■ REQUIREMENTS ■
Below are some records; repeat them all exactly, minus the pictures.

■ DATASET CONTENT ■

· · · ·

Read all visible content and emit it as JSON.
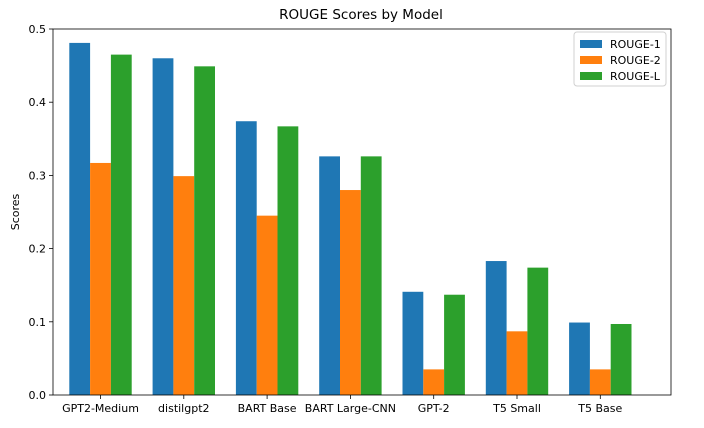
{
  "chart_data": {
    "type": "bar",
    "title": "ROUGE Scores by Model",
    "xlabel": "",
    "ylabel": "Scores",
    "ylim": [
      0,
      0.5
    ],
    "yticks": [
      "0.0",
      "0.1",
      "0.2",
      "0.3",
      "0.4",
      "0.5"
    ],
    "grid": false,
    "legend_position": "top-right",
    "categories": [
      "GPT2-Medium",
      "distilgpt2",
      "BART Base",
      "BART Large-CNN",
      "GPT-2",
      "T5 Small",
      "T5 Base"
    ],
    "series": [
      {
        "name": "ROUGE-1",
        "color": "#1f77b4",
        "values": [
          0.481,
          0.46,
          0.374,
          0.326,
          0.141,
          0.183,
          0.099
        ]
      },
      {
        "name": "ROUGE-2",
        "color": "#ff7f0e",
        "values": [
          0.317,
          0.299,
          0.245,
          0.28,
          0.035,
          0.087,
          0.035
        ]
      },
      {
        "name": "ROUGE-L",
        "color": "#2ca02c",
        "values": [
          0.465,
          0.449,
          0.367,
          0.326,
          0.137,
          0.174,
          0.097
        ]
      }
    ]
  }
}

· · · ·

■ FULL ANSWER ■
Read all visible content and emit it as JSON.
{
  "chart_data": {
    "type": "bar",
    "title": "ROUGE Scores by Model",
    "xlabel": "",
    "ylabel": "Scores",
    "ylim": [
      0,
      0.5
    ],
    "yticks": [
      "0.0",
      "0.1",
      "0.2",
      "0.3",
      "0.4",
      "0.5"
    ],
    "grid": false,
    "legend_position": "top-right",
    "categories": [
      "GPT2-Medium",
      "distilgpt2",
      "BART Base",
      "BART Large-CNN",
      "GPT-2",
      "T5 Small",
      "T5 Base"
    ],
    "series": [
      {
        "name": "ROUGE-1",
        "color": "#1f77b4",
        "values": [
          0.481,
          0.46,
          0.374,
          0.326,
          0.141,
          0.183,
          0.099
        ]
      },
      {
        "name": "ROUGE-2",
        "color": "#ff7f0e",
        "values": [
          0.317,
          0.299,
          0.245,
          0.28,
          0.035,
          0.087,
          0.035
        ]
      },
      {
        "name": "ROUGE-L",
        "color": "#2ca02c",
        "values": [
          0.465,
          0.449,
          0.367,
          0.326,
          0.137,
          0.174,
          0.097
        ]
      }
    ]
  }
}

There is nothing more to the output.